(Records from a data collection)
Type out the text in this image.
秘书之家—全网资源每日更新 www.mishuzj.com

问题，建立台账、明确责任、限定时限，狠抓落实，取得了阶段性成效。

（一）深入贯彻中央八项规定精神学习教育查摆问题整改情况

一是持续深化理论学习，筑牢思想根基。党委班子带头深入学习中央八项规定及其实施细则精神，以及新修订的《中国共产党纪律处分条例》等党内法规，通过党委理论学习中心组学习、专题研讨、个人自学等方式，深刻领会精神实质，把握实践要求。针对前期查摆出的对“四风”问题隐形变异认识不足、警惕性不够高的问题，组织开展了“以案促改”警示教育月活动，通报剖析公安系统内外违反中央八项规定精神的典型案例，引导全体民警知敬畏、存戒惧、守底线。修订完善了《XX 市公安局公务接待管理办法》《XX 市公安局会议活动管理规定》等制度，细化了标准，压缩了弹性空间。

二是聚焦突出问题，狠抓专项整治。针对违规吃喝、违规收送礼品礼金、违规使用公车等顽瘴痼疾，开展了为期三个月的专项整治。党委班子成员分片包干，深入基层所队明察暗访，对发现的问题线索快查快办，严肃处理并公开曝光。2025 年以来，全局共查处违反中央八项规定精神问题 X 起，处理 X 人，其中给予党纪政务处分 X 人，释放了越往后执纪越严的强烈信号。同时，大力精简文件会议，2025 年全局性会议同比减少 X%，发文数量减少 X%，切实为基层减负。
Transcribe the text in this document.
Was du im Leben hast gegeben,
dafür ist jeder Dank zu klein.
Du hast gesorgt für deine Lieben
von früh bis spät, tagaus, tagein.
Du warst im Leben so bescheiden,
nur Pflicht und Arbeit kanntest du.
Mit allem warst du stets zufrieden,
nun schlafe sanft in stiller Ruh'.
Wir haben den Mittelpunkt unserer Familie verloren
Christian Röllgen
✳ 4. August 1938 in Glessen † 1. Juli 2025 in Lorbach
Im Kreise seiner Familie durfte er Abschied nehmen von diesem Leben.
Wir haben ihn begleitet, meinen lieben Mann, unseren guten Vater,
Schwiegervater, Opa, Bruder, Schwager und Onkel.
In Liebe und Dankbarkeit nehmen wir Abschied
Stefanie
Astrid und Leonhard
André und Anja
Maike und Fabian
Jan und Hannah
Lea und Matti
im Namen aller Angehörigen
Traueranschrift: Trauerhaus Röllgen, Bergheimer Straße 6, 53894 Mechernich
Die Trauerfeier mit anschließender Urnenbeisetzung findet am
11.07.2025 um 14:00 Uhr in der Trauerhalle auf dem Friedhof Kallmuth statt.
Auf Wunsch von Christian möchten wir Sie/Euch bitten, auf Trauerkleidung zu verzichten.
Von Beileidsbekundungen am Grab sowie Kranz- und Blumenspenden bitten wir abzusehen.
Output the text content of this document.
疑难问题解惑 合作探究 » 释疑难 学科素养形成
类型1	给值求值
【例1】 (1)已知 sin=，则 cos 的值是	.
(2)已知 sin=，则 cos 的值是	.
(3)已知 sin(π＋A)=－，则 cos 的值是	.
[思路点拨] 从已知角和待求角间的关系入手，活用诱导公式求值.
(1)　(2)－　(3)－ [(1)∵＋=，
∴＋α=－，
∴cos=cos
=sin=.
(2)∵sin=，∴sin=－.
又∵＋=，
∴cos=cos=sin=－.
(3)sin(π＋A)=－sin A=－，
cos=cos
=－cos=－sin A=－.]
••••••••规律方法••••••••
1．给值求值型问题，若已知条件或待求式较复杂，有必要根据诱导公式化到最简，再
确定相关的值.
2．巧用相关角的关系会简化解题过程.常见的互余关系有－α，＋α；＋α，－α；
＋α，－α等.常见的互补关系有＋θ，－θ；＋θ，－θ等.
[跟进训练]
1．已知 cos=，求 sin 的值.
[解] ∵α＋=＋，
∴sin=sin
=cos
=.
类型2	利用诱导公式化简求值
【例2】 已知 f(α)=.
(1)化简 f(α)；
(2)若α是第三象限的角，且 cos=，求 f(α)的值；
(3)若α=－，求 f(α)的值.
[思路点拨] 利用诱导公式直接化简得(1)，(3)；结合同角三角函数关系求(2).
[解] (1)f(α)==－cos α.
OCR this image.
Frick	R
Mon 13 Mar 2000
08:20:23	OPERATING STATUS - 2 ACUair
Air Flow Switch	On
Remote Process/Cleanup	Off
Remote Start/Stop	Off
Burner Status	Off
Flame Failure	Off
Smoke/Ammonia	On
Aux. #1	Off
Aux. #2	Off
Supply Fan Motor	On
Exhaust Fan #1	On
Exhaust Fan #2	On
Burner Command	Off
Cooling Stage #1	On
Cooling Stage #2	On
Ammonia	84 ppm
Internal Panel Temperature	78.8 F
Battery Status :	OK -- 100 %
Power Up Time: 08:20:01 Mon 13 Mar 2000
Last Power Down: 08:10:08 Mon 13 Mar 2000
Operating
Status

» **Given exercise**:
Return every line above in which the string "haben" occurs.

» **Task response**:
Wir haben den Mittelpunkt unserer Familie verloren
Wir haben ihn begleitet, meinen lieben Mann, unseren guten Vater,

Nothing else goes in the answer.